*** Alıntılanan metin ***
Sendikamızın Ekim ayı GMYK toplantısı gerçekleşti. Trakya temsilciliğimize dönük gerçekleştirilen operasyon sonrasında gerçekleşen GMYK toplantısında sendika üye ve yöneticilerine dönük baskı ve tutuklamalarla birlikte, AKP iktidarının Suriye operasyonu, derinleşen kriz, hükümetin yeni saldırı politikaları ve bunun tekstil işçilerine yansımaları gibi konu başlıkları ele alındı. Ayrıca bu gündemlere ek olarak bir önceki GMYK’dan bu yana gerçekleştirilen faaliyetler değerlendirildi. Bu tartışmalar kapsamında aşağıdaki tespit ve değerlendirmelerin kamuoyu ile paylaşılması kararlaştırıldı.
*** Listelenen kayıtlar ***
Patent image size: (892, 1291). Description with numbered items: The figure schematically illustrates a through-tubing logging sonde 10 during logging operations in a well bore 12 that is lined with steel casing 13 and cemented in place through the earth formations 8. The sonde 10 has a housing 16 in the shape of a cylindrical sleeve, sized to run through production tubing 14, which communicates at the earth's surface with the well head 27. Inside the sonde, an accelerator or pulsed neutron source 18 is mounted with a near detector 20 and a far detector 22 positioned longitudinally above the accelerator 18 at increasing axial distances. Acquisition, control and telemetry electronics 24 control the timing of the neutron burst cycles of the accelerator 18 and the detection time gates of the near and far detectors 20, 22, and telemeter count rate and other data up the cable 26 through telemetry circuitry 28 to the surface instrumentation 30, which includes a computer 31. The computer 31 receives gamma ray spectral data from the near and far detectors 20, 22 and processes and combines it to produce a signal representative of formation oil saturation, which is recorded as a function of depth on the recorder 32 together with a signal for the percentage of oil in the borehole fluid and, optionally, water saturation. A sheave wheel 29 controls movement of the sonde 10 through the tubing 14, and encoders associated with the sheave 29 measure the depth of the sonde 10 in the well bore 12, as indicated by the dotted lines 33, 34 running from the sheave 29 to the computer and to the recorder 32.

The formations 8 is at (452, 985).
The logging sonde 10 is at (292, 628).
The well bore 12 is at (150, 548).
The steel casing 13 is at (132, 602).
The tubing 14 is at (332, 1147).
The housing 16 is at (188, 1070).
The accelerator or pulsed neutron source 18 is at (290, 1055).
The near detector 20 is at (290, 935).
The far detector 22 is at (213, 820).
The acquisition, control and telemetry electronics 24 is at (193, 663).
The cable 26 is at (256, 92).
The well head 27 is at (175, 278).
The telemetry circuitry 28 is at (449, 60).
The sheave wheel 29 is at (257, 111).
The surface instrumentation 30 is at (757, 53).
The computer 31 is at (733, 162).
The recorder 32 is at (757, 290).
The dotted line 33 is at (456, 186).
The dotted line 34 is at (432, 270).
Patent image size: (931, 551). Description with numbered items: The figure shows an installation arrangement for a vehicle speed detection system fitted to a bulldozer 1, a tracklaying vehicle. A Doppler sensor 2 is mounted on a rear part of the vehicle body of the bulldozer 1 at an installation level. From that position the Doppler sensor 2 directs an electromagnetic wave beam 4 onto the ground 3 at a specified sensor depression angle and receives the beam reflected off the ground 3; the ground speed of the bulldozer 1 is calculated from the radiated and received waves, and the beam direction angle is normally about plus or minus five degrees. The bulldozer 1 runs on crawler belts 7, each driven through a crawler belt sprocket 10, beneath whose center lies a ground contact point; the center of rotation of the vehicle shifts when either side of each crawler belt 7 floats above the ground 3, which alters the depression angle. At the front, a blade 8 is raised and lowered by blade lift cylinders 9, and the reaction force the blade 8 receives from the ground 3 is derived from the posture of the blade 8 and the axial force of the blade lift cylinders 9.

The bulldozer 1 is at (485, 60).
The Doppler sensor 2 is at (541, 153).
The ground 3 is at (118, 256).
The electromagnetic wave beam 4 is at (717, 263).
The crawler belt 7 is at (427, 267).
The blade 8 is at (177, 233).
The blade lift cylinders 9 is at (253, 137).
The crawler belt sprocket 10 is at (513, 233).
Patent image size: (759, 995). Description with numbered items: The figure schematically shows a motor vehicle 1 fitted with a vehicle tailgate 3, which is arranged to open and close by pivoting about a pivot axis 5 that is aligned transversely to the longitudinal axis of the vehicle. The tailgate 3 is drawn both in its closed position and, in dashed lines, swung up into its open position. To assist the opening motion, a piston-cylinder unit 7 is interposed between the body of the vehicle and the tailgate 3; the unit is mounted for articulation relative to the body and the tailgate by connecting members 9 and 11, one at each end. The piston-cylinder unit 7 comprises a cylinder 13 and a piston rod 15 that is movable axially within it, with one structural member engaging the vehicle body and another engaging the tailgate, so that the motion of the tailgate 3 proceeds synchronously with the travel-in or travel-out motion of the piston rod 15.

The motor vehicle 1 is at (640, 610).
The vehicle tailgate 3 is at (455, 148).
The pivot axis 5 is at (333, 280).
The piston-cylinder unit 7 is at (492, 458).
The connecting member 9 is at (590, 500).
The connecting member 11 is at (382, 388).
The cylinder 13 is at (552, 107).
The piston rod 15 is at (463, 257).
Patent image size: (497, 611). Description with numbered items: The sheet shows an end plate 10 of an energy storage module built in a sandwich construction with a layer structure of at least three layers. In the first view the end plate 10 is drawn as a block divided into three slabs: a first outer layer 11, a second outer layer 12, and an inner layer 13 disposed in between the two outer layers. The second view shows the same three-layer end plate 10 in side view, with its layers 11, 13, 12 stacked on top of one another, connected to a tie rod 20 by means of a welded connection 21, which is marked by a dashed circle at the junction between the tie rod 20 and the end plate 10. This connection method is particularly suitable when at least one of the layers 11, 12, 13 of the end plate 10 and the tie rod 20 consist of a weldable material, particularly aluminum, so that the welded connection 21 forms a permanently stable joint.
***
[Yapılacak işler]:
a) Alıntılanan metne göre aşağıdaki soruları cevaplayın:
(i) Hangi ayın GMYK toplantısı gerçekleşti?
(ii) Toplantı, hangi temsilciliğe dönük operasyonun ardından yapıldı?
(iii) Gündem başlıklarına ek olarak toplantıda neler değerlendirildi?
b) Alıntılanan metindeki "Sendikamızın Ekim ayı GMYK toplantısı" diye başlayan paragraf, ana bilgileri korunarak kısa bir madde listesi hâlinde nasıl yazılır?
c) Alıntılanan metinde "Sendikamızın Ekim ayı" ile "ile paylaşılması kararlaştırıldı." arasındaki bölümü, bu ifadeler de dahil olmak üzere, hiçbir değişiklik yapmadan yazıya geçirin.

[Doğru cevaplar]:
a)
(i) Ekim ayının.
(ii) Trakya temsilciliğine dönük operasyonun ardından.
(iii) Bir önceki GMYK'dan bu yana gerçekleştirilen faaliyetler.

b)
- Sendikanın Ekim ayı GMYK toplantısı, Trakya temsilciliğine dönük operasyonun ardından yapıldı.
- Toplantının konuları şunlardı: sendika üye ve yöneticilerine yönelik baskı ve tutuklamalar, AKP iktidarının Suriye operasyonu, derinleşen kriz, hükümetin yeni saldırı politikaları ve bunların tekstil işçilerine yansımaları.
- Bir önceki GMYK'dan bu yana yapılan faaliyetler değerlendirildi.
- Tespit ve değerlendirmelerin kamuoyuyla paylaşılmasına karar verildi.

c)
Sendikamızın Ekim ayı GMYK toplantısı gerçekleşti. Trakya temsilciliğimize dönük gerçekleştirilen operasyon sonrasında gerçekleşen GMYK toplantısında sendika üye ve yöneticilerine dönük baskı ve tutuklamalarla birlikte, AKP iktidarının Suriye operasyonu, derinleşen kriz, hükümetin yeni saldırı politikaları ve bunun tekstil işçilerine yansımaları gibi konu başlıkları ele alındı. Ayrıca bu gündemlere ek olarak bir önceki GMYK’dan bu yana gerçekleştirilen faaliyetler değerlendirildi. Bu tartışmalar kapsamında aşağıdaki tespit ve değerlendirmelerin kamuoyu ile paylaşılması kararlaştırıldı.